## [Given task]
Show all lines from the listing below that contain "this".

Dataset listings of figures
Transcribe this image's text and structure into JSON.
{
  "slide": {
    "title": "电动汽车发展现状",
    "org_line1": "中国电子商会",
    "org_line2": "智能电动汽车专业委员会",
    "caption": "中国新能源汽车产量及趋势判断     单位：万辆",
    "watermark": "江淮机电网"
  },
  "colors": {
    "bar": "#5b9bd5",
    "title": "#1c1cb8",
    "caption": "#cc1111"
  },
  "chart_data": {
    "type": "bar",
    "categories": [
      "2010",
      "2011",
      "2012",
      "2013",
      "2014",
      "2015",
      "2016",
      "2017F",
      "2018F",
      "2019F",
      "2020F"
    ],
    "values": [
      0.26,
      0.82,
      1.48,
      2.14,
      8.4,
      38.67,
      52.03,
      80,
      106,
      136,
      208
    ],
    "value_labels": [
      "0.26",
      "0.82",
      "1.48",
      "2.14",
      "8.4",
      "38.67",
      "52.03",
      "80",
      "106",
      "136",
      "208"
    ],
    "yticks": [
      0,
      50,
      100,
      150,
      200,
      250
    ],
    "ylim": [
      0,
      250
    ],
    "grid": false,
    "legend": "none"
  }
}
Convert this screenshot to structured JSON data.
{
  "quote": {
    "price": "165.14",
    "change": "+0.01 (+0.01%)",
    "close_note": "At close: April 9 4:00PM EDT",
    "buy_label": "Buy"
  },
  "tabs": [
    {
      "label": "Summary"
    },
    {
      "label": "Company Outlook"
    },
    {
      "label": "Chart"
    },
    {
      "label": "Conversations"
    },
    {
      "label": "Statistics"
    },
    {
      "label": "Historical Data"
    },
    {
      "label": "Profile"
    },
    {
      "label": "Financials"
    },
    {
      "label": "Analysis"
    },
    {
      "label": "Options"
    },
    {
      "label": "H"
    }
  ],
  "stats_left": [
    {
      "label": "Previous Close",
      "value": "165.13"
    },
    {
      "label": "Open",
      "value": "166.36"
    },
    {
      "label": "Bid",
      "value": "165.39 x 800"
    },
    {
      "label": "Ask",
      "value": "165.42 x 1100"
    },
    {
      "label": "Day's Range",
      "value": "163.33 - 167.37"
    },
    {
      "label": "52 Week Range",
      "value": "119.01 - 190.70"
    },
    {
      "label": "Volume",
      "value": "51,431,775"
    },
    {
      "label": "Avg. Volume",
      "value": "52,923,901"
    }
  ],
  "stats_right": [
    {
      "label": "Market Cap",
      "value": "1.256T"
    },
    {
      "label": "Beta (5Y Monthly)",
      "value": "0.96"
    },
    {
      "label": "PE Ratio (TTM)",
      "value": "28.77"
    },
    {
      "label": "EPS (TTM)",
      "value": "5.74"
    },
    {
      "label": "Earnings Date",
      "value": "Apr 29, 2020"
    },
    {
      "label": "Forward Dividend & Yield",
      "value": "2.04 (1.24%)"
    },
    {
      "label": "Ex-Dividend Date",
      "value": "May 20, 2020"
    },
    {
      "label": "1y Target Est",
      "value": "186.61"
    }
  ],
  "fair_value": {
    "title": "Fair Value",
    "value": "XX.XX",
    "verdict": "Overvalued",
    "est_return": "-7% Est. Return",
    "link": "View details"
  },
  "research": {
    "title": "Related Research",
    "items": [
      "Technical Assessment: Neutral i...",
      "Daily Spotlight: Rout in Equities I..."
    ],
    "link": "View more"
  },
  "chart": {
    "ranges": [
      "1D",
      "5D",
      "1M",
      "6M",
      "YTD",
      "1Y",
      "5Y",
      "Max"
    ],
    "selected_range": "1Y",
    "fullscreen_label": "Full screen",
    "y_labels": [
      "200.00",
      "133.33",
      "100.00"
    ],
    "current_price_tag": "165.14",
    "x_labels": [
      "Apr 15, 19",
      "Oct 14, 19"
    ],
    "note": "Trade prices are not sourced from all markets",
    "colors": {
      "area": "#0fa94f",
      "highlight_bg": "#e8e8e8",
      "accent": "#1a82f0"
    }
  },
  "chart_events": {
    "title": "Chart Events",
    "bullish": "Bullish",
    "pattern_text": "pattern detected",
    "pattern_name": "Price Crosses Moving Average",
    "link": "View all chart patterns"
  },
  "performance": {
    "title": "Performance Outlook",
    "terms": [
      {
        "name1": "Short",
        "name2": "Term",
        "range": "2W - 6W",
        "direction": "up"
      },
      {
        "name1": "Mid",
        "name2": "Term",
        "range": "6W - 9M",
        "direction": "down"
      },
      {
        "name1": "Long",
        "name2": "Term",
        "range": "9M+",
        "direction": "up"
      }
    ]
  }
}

## [Output below]
Transcribe this image's text and structure into JSON.
Convert this screenshot to structured JSON data.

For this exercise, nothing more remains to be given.